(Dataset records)
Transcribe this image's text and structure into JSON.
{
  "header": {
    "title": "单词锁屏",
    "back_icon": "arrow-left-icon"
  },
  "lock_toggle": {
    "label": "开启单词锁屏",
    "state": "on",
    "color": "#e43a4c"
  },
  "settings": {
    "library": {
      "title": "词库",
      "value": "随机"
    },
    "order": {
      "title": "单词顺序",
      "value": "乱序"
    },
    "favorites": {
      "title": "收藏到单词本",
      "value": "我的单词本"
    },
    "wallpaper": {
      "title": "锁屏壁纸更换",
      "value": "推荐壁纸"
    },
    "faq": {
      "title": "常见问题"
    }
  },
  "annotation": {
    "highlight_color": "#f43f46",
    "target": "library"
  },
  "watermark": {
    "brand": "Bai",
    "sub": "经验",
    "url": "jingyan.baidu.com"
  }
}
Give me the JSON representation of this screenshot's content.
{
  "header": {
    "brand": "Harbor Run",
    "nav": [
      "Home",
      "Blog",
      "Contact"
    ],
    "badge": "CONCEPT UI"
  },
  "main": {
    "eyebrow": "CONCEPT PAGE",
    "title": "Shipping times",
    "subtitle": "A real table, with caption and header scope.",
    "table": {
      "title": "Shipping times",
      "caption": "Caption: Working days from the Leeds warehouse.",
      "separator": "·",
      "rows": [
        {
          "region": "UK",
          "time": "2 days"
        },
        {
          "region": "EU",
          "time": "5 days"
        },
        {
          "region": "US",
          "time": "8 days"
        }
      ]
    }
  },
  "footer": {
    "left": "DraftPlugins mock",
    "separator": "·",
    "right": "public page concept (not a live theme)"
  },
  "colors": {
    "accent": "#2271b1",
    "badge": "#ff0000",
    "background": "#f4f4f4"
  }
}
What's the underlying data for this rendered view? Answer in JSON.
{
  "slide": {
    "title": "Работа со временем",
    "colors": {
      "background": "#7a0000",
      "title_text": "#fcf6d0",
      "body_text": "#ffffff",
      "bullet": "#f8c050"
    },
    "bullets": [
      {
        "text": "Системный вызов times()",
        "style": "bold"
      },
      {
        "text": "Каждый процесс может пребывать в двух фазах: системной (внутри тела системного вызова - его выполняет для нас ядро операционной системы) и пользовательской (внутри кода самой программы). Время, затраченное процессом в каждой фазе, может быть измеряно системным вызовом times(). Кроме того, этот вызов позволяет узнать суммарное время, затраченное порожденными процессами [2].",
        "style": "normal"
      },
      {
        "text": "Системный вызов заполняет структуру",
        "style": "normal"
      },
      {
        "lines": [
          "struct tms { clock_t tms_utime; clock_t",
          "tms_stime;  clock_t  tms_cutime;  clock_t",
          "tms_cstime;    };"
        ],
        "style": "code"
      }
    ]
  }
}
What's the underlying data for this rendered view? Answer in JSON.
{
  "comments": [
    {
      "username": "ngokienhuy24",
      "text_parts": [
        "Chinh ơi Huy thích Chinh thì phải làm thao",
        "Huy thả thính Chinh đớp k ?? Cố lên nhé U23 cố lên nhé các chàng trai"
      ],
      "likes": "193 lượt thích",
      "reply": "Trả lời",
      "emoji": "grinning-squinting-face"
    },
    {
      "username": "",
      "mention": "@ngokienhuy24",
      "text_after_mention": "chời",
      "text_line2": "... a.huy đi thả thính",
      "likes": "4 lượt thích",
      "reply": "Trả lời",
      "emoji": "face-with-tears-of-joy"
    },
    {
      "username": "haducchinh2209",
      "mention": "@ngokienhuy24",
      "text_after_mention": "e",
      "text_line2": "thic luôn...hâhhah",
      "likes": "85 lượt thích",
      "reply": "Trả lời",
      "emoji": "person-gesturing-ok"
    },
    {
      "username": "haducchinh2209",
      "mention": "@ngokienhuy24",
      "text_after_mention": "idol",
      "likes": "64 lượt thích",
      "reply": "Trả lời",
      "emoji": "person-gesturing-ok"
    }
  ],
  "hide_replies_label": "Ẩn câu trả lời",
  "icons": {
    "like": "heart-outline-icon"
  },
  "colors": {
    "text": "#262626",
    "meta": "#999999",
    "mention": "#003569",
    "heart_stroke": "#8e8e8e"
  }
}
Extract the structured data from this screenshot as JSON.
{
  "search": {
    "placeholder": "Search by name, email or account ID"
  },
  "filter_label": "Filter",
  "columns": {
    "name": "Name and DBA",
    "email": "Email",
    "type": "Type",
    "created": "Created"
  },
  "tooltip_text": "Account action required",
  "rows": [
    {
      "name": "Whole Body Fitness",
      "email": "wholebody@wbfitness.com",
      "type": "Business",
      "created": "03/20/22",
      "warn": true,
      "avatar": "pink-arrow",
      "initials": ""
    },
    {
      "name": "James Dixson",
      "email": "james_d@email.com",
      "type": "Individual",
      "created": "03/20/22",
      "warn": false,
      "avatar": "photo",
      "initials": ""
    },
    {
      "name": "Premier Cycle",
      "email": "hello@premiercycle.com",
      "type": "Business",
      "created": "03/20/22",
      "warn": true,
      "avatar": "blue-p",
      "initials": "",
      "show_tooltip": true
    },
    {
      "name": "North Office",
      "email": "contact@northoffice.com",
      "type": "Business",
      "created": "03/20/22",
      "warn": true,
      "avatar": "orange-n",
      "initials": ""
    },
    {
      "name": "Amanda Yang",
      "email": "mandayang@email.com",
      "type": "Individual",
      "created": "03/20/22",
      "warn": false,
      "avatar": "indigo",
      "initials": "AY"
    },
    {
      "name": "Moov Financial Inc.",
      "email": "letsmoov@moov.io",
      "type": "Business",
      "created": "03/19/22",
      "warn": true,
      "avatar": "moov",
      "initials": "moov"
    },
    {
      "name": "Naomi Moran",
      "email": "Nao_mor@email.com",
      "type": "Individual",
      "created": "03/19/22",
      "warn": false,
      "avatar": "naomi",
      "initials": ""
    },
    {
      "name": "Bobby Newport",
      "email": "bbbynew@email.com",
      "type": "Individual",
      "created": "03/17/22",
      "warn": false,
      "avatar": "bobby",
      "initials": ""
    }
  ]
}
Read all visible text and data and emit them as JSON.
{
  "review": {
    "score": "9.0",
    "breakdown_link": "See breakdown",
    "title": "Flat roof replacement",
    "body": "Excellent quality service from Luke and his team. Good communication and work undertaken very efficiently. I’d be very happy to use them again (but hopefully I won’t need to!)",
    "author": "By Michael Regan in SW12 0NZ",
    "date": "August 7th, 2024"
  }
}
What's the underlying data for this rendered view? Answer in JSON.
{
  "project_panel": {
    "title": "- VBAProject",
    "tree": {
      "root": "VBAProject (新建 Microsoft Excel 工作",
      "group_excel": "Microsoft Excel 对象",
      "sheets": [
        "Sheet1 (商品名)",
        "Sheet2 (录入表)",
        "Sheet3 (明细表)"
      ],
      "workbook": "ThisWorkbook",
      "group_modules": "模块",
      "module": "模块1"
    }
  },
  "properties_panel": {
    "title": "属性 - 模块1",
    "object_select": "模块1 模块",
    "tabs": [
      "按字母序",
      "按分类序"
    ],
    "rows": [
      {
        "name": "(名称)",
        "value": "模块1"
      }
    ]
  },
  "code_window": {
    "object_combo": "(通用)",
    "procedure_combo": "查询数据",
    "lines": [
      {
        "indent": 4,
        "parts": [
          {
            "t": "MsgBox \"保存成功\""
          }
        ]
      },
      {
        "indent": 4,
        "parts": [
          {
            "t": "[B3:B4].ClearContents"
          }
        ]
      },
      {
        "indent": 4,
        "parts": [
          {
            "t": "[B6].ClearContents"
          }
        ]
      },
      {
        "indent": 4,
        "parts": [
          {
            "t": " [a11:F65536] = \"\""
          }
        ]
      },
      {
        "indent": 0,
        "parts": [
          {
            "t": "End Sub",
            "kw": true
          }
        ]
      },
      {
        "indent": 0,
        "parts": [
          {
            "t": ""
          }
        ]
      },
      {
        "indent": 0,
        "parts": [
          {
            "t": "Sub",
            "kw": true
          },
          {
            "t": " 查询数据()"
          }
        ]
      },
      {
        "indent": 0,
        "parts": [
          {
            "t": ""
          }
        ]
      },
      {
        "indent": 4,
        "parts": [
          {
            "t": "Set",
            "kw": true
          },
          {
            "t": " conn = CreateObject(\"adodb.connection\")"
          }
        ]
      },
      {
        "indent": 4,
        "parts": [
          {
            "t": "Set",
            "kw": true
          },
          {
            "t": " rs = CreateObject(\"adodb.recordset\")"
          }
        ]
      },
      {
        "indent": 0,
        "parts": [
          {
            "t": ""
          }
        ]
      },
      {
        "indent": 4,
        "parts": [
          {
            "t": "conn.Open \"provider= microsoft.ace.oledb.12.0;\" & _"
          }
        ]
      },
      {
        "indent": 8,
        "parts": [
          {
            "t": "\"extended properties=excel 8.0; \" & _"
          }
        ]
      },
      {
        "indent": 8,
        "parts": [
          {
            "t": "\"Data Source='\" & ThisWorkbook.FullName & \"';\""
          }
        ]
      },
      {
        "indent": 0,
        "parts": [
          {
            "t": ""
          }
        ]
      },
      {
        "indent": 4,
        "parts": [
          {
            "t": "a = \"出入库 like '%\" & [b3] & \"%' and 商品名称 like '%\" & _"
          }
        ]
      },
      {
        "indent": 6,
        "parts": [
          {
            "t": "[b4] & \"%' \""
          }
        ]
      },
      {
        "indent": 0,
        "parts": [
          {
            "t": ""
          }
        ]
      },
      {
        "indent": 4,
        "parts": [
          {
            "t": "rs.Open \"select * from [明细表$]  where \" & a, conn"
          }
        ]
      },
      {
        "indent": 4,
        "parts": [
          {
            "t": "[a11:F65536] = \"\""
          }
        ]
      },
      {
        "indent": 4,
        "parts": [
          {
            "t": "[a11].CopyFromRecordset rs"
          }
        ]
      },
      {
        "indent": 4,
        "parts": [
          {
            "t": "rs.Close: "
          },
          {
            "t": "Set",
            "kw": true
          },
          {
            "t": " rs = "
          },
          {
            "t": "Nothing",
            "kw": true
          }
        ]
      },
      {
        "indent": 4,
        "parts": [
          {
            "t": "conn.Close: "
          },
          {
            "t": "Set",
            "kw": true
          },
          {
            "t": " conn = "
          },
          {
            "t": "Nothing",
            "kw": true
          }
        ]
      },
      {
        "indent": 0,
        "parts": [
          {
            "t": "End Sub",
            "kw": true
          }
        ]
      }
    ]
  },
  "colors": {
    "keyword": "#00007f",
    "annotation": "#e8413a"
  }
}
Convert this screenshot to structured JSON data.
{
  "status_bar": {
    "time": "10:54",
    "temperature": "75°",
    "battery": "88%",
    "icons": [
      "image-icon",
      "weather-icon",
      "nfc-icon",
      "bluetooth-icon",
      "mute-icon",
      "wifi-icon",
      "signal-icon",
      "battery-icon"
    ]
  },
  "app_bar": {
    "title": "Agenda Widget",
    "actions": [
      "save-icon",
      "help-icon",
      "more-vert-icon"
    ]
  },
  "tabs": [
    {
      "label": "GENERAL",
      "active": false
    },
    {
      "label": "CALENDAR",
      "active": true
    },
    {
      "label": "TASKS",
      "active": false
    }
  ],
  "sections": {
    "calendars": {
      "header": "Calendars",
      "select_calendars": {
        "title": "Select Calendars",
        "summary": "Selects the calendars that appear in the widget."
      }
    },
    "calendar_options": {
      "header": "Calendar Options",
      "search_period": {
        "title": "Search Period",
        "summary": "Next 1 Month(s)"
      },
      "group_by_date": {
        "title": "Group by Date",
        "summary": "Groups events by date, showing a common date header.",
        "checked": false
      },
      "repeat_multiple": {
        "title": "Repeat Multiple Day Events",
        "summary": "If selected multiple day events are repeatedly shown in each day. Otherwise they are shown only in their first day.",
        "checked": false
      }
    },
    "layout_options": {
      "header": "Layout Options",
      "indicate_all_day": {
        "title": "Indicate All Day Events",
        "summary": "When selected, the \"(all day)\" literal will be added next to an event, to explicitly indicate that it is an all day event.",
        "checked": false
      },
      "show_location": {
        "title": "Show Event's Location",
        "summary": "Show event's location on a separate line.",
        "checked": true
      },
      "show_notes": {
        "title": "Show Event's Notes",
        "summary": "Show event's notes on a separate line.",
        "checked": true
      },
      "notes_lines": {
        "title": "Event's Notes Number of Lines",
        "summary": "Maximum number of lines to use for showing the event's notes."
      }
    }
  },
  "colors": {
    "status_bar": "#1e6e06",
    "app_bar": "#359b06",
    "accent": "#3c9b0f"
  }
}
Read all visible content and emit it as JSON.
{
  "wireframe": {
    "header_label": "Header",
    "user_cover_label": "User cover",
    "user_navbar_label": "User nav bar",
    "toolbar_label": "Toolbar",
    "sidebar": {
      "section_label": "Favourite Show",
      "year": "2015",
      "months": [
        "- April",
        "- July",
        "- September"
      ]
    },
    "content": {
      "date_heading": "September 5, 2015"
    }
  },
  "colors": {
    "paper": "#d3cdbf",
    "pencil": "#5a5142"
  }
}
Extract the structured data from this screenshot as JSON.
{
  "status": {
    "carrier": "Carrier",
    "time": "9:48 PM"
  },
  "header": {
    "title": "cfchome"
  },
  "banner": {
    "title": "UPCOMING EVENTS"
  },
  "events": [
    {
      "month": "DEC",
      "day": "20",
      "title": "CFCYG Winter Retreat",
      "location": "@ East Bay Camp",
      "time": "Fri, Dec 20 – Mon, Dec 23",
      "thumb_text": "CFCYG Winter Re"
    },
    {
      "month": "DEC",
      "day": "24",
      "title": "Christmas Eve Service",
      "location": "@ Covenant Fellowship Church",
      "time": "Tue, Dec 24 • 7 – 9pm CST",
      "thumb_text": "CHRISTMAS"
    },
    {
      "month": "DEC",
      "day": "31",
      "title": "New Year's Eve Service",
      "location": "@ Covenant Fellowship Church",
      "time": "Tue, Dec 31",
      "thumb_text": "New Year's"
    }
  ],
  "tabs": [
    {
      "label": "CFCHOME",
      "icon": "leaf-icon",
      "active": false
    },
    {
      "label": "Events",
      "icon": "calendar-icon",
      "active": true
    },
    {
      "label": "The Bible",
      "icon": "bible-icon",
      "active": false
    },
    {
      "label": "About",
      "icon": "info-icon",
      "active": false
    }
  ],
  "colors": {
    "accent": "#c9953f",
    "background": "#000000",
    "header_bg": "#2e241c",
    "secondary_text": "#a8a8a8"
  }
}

- [Goal] Extract every line above that contains the word "thích".

- [Exercise answer]
        "Chinh ơi Huy thích Chinh thì phải làm thao",
      "likes": "193 lượt thích",
      "likes": "4 lượt thích",
      "likes": "85 lượt thích",
      "likes": "64 lượt thích",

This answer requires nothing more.